Supplied records:
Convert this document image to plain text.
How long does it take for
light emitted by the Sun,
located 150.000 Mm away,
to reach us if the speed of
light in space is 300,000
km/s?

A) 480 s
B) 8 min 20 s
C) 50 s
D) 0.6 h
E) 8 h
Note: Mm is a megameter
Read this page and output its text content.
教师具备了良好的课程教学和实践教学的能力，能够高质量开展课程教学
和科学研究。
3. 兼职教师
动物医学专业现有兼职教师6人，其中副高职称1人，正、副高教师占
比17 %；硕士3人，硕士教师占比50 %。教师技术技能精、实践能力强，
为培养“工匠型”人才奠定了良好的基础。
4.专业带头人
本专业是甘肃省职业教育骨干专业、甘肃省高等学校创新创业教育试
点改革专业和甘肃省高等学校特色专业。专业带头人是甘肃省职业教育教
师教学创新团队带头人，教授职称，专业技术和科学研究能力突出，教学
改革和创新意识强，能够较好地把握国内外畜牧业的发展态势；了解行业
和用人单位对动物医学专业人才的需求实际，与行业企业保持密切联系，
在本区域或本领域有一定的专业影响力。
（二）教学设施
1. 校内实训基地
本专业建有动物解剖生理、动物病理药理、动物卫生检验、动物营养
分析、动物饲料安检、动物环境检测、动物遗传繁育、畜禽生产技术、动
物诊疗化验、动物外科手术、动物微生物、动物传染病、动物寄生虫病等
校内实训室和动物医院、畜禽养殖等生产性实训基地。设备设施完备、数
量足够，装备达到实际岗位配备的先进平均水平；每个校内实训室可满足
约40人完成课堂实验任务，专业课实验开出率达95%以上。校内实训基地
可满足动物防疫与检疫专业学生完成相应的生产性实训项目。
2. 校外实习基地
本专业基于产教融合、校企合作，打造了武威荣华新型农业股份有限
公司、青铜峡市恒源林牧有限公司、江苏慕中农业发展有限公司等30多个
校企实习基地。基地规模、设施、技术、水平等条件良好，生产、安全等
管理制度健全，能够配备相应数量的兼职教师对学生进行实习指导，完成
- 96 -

Written task:
Type the whole listing again, unaltered.

Task output:
Convert this document image to plain text.
How long does it take for
light emitted by the Sun,
located 150.000 Mm away,
to reach us if the speed of
light in space is 300,000
km/s?

A) 480 s
B) 8 min 20 s
C) 50 s
D) 0.6 h
E) 8 h
Note: Mm is a megameter
Read this page and output its text content.
教师具备了良好的课程教学和实践教学的能力，能够高质量开展课程教学
和科学研究。
3. 兼职教师
动物医学专业现有兼职教师6人，其中副高职称1人，正、副高教师占
比17 %；硕士3人，硕士教师占比50 %。教师技术技能精、实践能力强，
为培养“工匠型”人才奠定了良好的基础。
4.专业带头人
本专业是甘肃省职业教育骨干专业、甘肃省高等学校创新创业教育试
点改革专业和甘肃省高等学校特色专业。专业带头人是甘肃省职业教育教
师教学创新团队带头人，教授职称，专业技术和科学研究能力突出，教学
改革和创新意识强，能够较好地把握国内外畜牧业的发展态势；了解行业
和用人单位对动物医学专业人才的需求实际，与行业企业保持密切联系，
在本区域或本领域有一定的专业影响力。
（二）教学设施
1. 校内实训基地
本专业建有动物解剖生理、动物病理药理、动物卫生检验、动物营养
分析、动物饲料安检、动物环境检测、动物遗传繁育、畜禽生产技术、动
物诊疗化验、动物外科手术、动物微生物、动物传染病、动物寄生虫病等
校内实训室和动物医院、畜禽养殖等生产性实训基地。设备设施完备、数
量足够，装备达到实际岗位配备的先进平均水平；每个校内实训室可满足
约40人完成课堂实验任务，专业课实验开出率达95%以上。校内实训基地
可满足动物防疫与检疫专业学生完成相应的生产性实训项目。
2. 校外实习基地
本专业基于产教融合、校企合作，打造了武威荣华新型农业股份有限
公司、青铜峡市恒源林牧有限公司、江苏慕中农业发展有限公司等30多个
校企实习基地。基地规模、设施、技术、水平等条件良好，生产、安全等
管理制度健全，能够配备相应数量的兼职教师对学生进行实习指导，完成
- 96 -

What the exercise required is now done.